> [Records for this task]
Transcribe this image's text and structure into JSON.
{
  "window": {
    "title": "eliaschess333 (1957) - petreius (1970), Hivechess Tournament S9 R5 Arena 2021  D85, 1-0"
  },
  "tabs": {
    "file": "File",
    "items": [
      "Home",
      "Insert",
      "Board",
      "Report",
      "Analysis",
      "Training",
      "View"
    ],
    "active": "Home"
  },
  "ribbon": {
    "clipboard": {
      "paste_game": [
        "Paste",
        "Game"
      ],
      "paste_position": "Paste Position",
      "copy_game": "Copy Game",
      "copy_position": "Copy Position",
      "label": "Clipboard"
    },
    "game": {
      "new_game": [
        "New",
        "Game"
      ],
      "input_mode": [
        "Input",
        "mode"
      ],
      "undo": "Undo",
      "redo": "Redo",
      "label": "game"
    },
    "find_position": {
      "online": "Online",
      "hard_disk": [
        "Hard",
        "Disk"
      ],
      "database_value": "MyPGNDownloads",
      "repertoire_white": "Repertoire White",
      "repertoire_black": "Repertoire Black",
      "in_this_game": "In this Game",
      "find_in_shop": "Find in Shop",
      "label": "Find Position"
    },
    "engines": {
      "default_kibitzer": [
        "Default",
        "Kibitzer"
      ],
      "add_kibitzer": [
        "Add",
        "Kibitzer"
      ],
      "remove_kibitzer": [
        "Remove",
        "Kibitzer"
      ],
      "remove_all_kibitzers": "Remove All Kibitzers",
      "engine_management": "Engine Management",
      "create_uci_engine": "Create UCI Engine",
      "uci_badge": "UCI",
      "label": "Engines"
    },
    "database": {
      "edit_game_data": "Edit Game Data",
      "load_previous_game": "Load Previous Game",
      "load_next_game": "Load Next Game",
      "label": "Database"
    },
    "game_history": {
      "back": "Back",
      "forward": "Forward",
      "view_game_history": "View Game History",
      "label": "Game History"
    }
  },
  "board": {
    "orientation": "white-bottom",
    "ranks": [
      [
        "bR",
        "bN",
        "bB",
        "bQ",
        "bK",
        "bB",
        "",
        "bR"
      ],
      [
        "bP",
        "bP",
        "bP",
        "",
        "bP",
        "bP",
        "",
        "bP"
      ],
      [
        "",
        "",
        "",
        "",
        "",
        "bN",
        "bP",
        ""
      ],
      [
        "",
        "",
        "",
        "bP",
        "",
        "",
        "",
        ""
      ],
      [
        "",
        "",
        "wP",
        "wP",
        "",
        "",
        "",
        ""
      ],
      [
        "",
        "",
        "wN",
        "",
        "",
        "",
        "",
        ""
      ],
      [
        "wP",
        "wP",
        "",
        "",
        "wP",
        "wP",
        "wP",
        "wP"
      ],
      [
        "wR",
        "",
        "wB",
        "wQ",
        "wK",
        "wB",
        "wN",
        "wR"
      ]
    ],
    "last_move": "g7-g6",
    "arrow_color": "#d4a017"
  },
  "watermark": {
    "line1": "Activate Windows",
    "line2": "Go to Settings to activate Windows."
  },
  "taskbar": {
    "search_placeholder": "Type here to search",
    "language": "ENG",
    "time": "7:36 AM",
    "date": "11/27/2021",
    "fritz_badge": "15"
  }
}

> [Given request] Which lines contain "View"? Copy each of them.

> [Response to this exercise]
      "View"
      "view_game_history": "View Game History",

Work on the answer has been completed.